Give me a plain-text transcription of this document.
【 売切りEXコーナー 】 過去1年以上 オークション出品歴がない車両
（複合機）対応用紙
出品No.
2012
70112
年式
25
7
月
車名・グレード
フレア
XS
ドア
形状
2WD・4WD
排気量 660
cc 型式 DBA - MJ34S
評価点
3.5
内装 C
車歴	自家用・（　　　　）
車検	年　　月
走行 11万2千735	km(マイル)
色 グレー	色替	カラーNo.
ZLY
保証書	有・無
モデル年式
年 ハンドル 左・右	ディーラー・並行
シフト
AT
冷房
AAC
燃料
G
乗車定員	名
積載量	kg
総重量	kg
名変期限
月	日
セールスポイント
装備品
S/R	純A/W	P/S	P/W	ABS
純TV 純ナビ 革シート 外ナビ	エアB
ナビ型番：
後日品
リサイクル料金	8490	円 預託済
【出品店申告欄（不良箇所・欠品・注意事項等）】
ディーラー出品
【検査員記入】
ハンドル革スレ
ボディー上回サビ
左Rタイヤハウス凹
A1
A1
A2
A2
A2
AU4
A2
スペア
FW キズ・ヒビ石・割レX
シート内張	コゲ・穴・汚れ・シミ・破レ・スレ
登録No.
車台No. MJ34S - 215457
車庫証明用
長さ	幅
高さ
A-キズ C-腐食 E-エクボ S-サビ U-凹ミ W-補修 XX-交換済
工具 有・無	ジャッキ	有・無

****************

▸ **Written exercise**: Restate each record word for word.

▸ **The solution**:
Give me a plain-text transcription of this document.
【 売切りEXコーナー 】 過去1年以上 オークション出品歴がない車両
（複合機）対応用紙
出品No.
2012
70112
年式
25
7
月
車名・グレード
フレア
XS
ドア
形状
2WD・4WD
排気量 660
cc 型式 DBA - MJ34S
評価点
3.5
内装 C
車歴	自家用・（　　　　）
車検	年　　月
走行 11万2千735	km(マイル)
色 グレー	色替	カラーNo.
ZLY
保証書	有・無
モデル年式
年 ハンドル 左・右	ディーラー・並行
シフト
AT
冷房
AAC
燃料
G
乗車定員	名
積載量	kg
総重量	kg
名変期限
月	日
セールスポイント
装備品
S/R	純A/W	P/S	P/W	ABS
純TV 純ナビ 革シート 外ナビ	エアB
ナビ型番：
後日品
リサイクル料金	8490	円 預託済
【出品店申告欄（不良箇所・欠品・注意事項等）】
ディーラー出品
【検査員記入】
ハンドル革スレ
ボディー上回サビ
左Rタイヤハウス凹
A1
A1
A2
A2
A2
AU4
A2
スペア
FW キズ・ヒビ石・割レX
シート内張	コゲ・穴・汚れ・シミ・破レ・スレ
登録No.
車台No. MJ34S - 215457
車庫証明用
長さ	幅
高さ
A-キズ C-腐食 E-エクボ S-サビ U-凹ミ W-補修 XX-交換済
工具 有・無	ジャッキ	有・無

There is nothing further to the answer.